• [STATED GOAL] List, in order of appearance, every word or phrase set in quotation marks in the text below about old-school D&D.

• [TEXT TO READ]

I find it interesting that, despite having no interruptions today and nothing else to do, I still have had a hard time sitting down and typing out today's thoughts. I have been musing on the whole "We explore dungeons not characters" thing for a while now, mulling it over along with a couple of related topics; namely player character social class/background and character generation. I tie all of these together because it reflects the depth we give our characters at start. I have also been thinking about the whole "Commercialization of the OSR" and "OSR is dead" stuff, but not as much. Additionally, I have had a few further thoughts on D&D campaign ideas and the "default" D&D setting. My thoughts are a bit scattered today as I keep bouncing around from topic to topic like I am trying to work on a unified OSR theory, which I am not, but I finally convinced myself to sit down and start typing so maybe that'll help crystallize what I am thinking into something useful.
To start with the "Dungeons not characters" thing, I guess I should first confess that I have fallen in line with pretty much every major trend in gaming since I started. Randomness and simplicity were the order of the day in the beginning and I was all about it. The first thing I ever DMed was B2 Keep on the Borderlands. I DMed it for my dad and a party of NPCs I created to accompany him. His character was a Halfling fighter named Mee the magnificent (who eventually had a son named Mee II). We didn't care that the caves were a few hundred yards from the keep and just off the road*. It also never occurred to any party I have ever sent through that module that perhaps they should tell the authorities at the keep, who have an ARMY at their disposal, where the hidden enemy fortress known as the Caves of Chaos were. Maybe they just wanted all the riches and glory for themselves.
Eventually, as DMs, we were told we needed to make our worlds (and adventures) more believable, more realistic. I was reading this stuff in the Dragon pretty early on in my gaming experience and it sunk in hard. That is what really killed the megadungeon for me. I wound up with lots of small ruins scattered across my campaign world's landscape. Eventually, the "Underdark" concept arrived and I started throwing in vast subterranean adventure areas again, but they were never the same as the old megadungeon.

• [RECORDED INFORMATION]
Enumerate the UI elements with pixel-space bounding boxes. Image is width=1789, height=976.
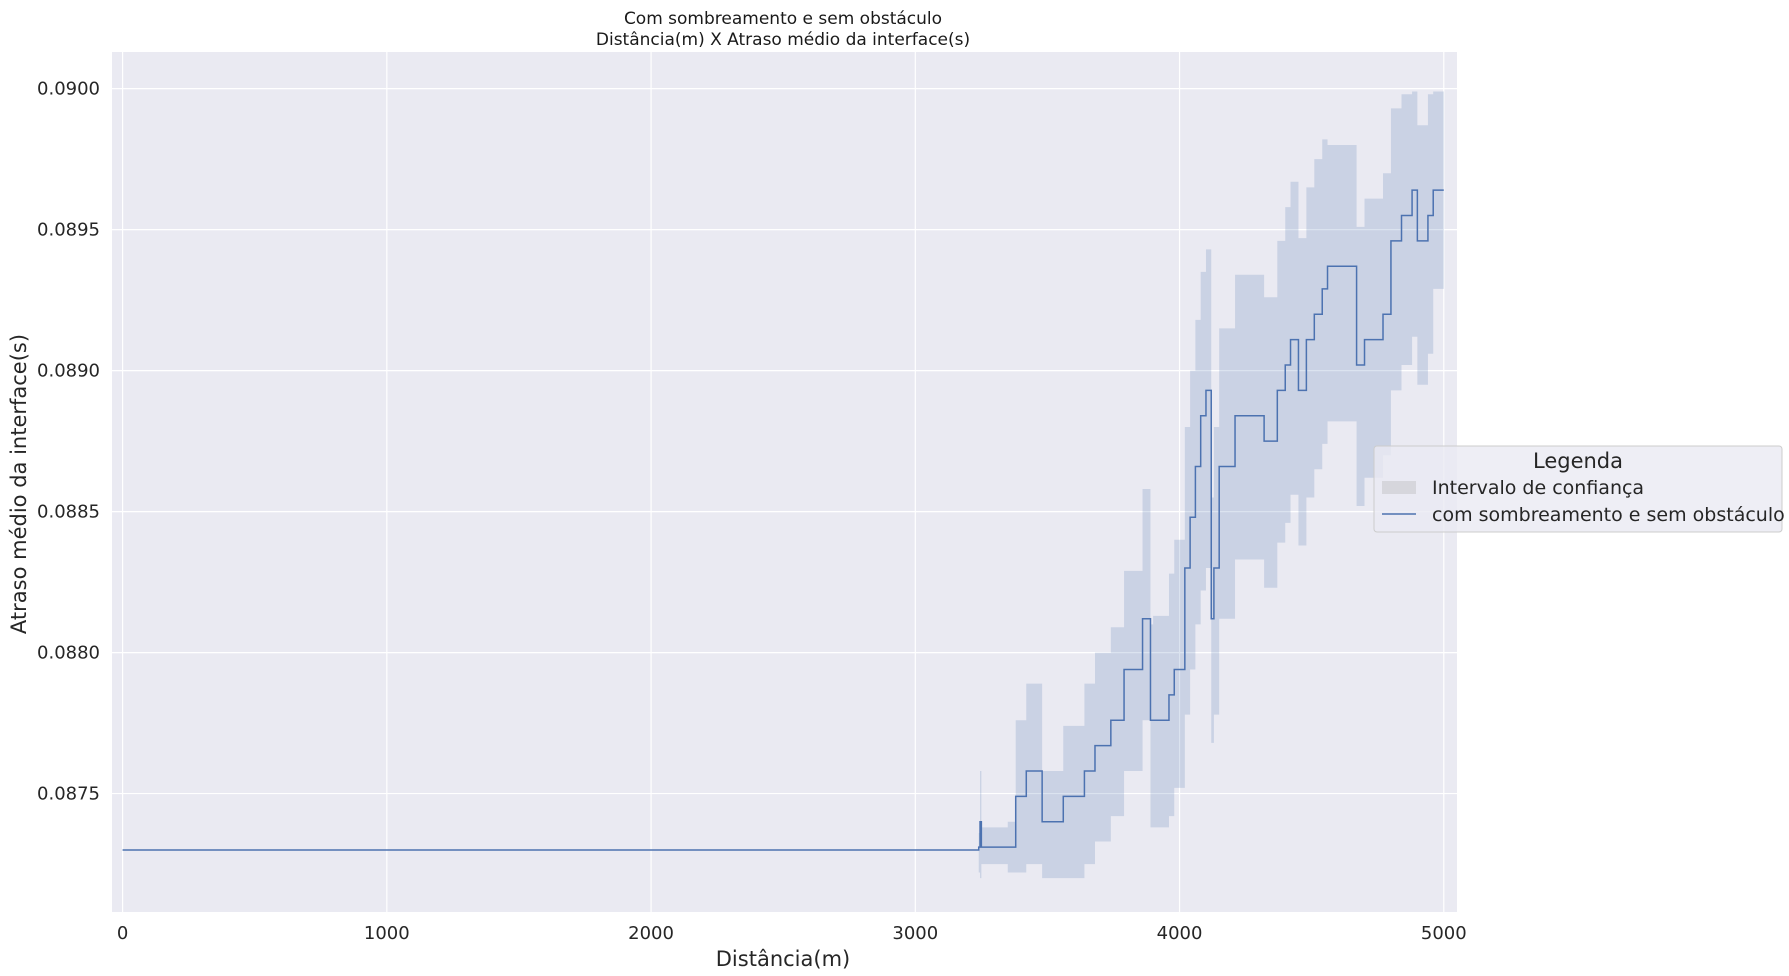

• [RESULT OF THE EXERCISE]
1. "We explore dungeons not characters"
2. "Commercialization of the OSR"
3. "OSR is dead"
4. "default"
5. "Dungeons not characters"
6. "Underdark"